*SHORT EXERCISE:*
Report only the number of lines holding "biết".

[Extracted data entries]
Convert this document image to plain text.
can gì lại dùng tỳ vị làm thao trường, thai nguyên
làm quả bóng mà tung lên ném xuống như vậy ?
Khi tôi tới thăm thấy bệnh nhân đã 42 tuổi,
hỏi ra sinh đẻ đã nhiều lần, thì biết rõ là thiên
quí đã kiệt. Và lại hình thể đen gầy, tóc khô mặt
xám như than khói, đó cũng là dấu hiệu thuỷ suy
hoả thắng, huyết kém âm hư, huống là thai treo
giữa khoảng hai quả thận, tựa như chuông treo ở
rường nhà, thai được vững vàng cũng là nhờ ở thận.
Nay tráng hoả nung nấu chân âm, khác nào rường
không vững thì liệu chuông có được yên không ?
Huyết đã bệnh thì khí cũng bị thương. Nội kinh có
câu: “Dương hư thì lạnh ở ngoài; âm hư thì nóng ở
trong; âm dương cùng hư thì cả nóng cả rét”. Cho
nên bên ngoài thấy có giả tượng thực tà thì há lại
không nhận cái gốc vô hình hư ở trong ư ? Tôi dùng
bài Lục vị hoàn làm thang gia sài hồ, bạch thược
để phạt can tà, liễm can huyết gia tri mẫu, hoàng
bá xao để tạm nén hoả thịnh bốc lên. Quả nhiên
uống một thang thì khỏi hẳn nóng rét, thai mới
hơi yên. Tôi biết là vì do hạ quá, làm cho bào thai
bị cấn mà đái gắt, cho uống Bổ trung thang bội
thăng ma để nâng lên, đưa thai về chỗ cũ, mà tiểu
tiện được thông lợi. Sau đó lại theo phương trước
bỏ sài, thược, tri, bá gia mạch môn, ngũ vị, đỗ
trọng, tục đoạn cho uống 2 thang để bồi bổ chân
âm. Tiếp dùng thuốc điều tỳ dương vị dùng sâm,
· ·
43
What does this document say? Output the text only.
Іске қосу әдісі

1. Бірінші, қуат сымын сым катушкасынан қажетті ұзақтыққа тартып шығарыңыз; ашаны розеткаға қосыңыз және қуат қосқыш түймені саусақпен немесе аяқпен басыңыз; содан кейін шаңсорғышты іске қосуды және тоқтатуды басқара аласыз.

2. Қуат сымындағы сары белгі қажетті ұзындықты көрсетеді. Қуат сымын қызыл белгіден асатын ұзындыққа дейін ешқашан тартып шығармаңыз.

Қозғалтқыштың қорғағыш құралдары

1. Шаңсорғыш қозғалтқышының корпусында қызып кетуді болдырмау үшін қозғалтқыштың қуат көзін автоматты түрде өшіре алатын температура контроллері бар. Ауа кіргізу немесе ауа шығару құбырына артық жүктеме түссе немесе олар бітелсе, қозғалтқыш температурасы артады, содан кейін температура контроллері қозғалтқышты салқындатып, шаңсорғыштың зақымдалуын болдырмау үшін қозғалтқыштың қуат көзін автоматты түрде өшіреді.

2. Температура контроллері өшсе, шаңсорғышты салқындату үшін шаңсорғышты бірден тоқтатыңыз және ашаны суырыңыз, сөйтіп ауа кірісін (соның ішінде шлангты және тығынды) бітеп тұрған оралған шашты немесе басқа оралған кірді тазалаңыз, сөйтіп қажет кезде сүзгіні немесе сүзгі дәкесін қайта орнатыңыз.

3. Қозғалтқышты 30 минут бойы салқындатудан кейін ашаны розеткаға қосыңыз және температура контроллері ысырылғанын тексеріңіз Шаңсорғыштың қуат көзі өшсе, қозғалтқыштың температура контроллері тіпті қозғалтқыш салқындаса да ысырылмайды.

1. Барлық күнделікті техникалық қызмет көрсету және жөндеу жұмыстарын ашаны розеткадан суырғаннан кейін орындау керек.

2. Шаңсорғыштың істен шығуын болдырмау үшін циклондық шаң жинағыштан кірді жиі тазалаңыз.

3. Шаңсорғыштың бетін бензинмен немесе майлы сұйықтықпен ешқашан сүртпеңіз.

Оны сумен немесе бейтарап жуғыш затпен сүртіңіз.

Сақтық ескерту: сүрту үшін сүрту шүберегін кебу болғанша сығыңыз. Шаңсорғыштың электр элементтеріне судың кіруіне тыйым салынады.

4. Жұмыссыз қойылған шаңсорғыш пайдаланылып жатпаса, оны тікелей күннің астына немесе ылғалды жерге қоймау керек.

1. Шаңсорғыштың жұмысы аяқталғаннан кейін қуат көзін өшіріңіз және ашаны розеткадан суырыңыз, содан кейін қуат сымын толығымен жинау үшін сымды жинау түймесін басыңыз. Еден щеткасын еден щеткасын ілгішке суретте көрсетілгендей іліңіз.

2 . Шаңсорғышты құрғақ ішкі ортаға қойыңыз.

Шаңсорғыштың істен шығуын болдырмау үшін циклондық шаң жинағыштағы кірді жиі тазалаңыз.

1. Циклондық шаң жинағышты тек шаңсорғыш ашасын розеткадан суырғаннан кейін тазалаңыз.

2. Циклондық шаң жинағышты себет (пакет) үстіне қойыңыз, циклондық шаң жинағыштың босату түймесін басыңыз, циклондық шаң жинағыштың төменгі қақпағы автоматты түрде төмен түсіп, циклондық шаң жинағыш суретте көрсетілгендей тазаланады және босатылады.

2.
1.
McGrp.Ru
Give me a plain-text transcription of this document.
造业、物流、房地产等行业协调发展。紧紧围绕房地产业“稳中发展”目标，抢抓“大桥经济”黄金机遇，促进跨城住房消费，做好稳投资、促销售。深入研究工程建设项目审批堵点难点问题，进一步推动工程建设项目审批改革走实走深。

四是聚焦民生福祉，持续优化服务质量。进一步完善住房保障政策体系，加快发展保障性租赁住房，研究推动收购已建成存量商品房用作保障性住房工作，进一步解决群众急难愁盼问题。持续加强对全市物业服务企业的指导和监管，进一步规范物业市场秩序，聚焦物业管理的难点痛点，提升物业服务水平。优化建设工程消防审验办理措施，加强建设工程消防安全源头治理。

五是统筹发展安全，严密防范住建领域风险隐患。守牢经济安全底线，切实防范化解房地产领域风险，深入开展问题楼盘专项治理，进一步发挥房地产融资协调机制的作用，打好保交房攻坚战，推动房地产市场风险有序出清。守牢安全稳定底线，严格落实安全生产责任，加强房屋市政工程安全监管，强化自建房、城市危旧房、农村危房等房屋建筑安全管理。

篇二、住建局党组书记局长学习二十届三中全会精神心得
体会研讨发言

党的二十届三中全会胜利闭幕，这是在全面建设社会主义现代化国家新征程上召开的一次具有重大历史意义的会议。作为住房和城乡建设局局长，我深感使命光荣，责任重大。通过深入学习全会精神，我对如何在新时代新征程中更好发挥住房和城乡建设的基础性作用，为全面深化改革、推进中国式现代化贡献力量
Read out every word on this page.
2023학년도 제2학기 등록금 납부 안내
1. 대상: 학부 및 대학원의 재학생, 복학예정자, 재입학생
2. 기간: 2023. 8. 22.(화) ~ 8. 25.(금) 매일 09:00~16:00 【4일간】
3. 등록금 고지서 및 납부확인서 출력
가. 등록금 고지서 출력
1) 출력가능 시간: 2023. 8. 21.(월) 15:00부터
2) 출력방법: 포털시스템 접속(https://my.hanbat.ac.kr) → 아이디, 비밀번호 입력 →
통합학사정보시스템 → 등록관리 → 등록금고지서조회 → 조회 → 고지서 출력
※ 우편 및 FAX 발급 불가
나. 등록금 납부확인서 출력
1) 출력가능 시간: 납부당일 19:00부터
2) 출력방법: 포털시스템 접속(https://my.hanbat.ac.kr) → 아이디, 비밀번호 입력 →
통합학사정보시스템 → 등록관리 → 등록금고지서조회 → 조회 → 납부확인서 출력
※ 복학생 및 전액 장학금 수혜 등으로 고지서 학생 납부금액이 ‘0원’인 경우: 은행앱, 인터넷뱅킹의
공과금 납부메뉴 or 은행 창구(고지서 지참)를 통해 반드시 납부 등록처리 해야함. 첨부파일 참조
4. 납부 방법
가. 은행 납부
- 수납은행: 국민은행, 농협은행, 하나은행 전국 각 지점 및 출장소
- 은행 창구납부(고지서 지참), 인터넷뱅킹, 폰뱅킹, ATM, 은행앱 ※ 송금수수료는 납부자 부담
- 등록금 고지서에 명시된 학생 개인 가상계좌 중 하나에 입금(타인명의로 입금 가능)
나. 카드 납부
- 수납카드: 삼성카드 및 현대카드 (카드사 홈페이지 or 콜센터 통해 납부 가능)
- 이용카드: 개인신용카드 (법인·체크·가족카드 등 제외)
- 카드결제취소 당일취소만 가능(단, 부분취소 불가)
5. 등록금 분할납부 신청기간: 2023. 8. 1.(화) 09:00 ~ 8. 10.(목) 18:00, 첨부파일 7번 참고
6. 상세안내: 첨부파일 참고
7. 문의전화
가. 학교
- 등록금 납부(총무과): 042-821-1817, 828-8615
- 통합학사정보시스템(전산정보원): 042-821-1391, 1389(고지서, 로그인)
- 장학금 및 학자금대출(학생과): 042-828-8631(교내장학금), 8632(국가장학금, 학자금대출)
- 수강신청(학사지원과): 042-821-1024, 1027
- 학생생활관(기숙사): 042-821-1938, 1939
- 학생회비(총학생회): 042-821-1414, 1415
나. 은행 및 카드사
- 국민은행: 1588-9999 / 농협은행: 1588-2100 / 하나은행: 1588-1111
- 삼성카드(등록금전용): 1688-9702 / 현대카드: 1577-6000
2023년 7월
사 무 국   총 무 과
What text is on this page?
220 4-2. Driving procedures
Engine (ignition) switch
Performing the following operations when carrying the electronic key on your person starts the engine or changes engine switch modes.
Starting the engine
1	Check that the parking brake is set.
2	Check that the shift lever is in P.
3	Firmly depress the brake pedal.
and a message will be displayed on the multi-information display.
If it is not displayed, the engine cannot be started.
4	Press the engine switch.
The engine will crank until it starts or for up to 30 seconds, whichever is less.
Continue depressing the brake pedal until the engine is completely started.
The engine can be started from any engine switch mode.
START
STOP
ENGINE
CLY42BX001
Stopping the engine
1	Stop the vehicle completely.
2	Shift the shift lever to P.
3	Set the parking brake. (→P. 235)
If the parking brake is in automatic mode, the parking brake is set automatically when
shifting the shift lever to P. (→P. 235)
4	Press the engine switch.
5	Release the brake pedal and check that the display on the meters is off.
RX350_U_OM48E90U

*OUTPUT BELOW:*
2